• **PROBLEM REQUIREMENTS**:
Look through the records that follow. Copy every line containing the word "HchrX".

• **MATERIAL SHOWN**:
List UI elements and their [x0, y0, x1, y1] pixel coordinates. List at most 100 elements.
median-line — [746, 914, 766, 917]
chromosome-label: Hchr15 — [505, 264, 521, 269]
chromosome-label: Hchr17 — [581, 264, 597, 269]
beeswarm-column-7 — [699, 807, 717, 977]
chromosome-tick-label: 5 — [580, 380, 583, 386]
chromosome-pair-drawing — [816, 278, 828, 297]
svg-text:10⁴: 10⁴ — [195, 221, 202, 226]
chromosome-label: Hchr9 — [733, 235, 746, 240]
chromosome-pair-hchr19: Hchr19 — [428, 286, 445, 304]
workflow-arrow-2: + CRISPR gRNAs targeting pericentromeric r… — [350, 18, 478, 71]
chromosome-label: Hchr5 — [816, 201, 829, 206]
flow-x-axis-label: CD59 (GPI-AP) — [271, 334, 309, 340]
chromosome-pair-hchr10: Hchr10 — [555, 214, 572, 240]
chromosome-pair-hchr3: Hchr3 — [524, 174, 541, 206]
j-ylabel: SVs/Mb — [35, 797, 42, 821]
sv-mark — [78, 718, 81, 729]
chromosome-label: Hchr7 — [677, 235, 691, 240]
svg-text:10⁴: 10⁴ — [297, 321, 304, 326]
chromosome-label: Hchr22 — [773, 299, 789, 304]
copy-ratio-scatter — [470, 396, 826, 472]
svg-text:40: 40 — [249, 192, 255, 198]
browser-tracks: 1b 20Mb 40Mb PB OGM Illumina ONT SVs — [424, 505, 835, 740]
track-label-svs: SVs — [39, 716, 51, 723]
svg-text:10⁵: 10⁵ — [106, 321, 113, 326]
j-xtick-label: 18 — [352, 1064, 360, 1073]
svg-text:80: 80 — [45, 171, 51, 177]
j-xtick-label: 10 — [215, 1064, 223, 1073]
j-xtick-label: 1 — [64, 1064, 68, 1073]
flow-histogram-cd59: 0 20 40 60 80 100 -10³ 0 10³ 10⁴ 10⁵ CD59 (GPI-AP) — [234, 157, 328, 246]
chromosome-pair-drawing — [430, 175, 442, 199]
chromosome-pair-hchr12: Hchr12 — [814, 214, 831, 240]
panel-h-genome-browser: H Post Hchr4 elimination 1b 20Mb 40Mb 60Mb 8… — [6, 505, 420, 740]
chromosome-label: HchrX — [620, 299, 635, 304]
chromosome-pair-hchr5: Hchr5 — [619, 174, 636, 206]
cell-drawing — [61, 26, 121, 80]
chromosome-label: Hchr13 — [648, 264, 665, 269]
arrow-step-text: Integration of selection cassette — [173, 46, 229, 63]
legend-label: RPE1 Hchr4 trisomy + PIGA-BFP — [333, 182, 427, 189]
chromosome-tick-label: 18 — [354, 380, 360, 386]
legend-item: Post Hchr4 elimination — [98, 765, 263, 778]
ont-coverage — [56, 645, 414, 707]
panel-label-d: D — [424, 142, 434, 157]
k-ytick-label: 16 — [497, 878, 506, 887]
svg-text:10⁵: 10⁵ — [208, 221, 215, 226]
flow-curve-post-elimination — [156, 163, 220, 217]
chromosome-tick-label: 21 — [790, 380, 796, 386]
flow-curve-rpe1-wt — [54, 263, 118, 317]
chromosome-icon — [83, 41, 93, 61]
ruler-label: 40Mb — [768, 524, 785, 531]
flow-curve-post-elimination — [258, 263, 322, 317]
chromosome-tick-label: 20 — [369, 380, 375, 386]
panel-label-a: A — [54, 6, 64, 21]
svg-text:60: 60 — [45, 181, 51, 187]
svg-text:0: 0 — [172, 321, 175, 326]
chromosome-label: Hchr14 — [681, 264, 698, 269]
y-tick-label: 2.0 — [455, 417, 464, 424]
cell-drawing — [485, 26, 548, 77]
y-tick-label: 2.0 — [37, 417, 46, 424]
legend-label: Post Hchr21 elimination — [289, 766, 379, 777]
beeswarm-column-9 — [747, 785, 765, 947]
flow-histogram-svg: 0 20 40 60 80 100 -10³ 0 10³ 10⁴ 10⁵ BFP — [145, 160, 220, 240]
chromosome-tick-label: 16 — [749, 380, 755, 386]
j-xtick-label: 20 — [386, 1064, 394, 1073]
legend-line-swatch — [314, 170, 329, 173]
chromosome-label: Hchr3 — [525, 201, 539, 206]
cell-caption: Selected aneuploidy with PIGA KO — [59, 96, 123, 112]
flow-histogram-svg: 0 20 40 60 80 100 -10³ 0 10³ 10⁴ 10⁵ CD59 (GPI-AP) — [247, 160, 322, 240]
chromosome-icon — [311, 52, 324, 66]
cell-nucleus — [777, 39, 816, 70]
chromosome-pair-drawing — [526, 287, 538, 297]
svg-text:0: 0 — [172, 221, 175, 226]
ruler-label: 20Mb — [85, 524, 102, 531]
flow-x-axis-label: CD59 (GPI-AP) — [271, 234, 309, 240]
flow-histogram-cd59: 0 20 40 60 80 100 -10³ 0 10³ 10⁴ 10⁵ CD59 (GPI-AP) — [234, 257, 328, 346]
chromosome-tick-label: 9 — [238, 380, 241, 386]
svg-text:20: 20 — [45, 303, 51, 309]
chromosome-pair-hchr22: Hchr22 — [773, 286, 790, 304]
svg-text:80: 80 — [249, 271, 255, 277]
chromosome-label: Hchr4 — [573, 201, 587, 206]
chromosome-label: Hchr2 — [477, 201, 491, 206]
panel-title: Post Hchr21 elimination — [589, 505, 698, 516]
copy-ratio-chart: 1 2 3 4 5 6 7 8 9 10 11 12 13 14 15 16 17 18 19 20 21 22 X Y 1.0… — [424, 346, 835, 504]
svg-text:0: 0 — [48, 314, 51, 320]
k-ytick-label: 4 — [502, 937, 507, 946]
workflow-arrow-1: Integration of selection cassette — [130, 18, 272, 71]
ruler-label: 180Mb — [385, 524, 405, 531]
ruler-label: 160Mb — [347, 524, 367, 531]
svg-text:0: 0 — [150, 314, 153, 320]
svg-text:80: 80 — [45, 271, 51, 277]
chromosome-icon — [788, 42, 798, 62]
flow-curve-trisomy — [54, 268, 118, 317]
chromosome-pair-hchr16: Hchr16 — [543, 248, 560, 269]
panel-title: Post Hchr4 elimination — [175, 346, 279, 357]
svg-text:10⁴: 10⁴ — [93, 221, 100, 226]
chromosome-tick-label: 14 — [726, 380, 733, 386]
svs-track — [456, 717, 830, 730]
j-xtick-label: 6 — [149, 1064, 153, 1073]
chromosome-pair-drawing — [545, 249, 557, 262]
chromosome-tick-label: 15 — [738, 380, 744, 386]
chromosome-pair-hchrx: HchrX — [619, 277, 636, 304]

• **SOLUTION TO THIS TASK**:
chromosome-label: HchrX — [620, 299, 635, 304]
chromosome-pair-hchrx: HchrX — [619, 277, 636, 304]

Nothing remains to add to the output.